- _Stated exercise_
Wherever the word "true" appears in a line, copy that line.

***

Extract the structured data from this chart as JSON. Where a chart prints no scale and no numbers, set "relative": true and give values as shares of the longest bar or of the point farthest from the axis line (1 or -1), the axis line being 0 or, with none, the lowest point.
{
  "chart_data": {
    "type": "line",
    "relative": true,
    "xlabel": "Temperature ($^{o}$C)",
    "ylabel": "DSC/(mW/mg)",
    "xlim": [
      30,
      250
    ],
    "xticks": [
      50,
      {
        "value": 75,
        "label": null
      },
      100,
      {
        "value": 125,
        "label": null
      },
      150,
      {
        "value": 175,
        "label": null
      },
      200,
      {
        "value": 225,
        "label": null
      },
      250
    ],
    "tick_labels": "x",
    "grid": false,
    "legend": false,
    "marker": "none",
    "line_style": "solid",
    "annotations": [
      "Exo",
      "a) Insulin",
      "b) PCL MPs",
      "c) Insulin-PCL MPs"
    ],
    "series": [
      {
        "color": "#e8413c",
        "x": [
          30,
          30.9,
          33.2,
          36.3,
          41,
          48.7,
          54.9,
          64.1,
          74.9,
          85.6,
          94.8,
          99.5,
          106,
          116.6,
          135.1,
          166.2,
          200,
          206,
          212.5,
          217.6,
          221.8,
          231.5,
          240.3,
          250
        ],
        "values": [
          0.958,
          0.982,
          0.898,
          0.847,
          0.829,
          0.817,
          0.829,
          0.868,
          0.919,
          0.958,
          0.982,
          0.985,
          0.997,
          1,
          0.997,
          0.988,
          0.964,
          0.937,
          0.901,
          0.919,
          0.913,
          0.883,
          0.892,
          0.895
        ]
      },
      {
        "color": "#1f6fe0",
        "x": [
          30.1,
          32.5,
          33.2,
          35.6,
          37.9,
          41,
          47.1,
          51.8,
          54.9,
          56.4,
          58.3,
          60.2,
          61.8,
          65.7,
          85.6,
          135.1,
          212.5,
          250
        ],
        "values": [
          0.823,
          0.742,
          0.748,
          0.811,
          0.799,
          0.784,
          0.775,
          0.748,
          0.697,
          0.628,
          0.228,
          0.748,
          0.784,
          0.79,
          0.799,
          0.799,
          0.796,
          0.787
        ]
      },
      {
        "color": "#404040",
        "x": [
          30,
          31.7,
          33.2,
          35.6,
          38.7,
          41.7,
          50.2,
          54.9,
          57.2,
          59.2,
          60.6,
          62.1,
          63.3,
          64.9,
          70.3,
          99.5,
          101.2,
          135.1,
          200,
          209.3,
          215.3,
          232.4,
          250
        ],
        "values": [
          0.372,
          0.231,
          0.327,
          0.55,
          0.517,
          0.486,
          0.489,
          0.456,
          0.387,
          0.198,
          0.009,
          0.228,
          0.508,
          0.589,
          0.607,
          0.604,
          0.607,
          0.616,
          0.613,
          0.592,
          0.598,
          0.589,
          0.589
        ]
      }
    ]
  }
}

***

- _Solution for this problem_
Extract the structured data from this chart as JSON. Where a chart prints no scale and no numbers, set "relative": true and give values as shares of the longest bar or of the point farthest from the axis line (1 or -1), the axis line being 0 or, with none, the lowest point.
    "relative": true,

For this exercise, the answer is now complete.